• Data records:
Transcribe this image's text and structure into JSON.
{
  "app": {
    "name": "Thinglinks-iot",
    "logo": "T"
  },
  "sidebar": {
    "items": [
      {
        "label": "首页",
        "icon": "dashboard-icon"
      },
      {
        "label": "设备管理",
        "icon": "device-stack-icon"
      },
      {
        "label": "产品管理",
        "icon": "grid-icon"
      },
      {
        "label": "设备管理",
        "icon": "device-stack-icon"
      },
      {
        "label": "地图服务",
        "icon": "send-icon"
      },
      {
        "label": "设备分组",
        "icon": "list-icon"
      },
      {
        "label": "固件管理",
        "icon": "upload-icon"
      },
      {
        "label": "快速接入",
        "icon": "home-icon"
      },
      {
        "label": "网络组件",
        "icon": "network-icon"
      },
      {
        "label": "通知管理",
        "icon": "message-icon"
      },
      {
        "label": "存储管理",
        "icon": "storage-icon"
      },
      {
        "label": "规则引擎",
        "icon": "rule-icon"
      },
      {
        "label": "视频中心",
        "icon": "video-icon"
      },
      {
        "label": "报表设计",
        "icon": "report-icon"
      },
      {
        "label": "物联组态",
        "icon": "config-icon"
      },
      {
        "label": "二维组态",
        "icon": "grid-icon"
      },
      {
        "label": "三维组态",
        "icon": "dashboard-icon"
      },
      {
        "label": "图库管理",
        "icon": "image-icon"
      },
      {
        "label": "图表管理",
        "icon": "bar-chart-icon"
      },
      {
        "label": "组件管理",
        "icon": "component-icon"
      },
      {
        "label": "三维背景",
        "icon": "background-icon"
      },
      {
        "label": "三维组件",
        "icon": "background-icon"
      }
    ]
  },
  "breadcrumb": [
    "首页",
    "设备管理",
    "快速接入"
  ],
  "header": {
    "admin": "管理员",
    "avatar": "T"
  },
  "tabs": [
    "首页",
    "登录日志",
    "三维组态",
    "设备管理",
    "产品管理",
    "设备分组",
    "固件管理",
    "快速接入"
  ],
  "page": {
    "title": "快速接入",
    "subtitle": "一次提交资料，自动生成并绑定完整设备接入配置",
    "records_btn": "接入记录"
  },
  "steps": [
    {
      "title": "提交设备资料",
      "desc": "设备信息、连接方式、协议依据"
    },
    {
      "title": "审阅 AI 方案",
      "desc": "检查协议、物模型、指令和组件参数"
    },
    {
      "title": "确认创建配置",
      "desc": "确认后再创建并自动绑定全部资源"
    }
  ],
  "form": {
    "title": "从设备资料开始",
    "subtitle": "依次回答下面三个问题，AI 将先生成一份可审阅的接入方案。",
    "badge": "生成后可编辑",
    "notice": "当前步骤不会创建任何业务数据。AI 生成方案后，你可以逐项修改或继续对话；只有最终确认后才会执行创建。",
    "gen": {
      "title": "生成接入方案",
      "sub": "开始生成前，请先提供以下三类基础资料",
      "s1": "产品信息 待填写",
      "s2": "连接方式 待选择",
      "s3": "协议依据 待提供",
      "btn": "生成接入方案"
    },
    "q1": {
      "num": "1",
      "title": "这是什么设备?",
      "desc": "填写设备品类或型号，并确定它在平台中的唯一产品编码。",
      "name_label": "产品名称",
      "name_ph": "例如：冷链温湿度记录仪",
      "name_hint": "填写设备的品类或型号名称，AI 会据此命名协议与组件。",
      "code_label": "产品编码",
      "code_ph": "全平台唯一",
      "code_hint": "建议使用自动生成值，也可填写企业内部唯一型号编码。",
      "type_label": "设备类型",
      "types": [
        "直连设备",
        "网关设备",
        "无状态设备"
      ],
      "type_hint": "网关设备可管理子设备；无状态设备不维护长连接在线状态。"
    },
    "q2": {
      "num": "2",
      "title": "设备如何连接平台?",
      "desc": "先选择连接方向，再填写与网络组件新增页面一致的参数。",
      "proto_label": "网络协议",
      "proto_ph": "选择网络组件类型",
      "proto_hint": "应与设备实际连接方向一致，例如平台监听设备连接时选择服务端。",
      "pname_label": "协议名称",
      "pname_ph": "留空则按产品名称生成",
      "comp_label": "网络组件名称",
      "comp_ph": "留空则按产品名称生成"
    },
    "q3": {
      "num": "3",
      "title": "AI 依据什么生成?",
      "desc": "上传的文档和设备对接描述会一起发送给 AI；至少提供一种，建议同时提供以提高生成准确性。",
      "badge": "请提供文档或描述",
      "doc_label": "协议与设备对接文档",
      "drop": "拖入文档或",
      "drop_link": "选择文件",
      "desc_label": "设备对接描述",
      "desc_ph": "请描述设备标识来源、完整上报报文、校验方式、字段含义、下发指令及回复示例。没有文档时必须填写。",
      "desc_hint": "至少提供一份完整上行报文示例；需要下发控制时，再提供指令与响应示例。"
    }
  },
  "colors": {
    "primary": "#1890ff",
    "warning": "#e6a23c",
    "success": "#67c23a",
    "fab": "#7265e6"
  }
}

• SHORT TASK:
How many lines in the records above hold the word "subtitle"? Give only the number.

• THE RESPONSE:
2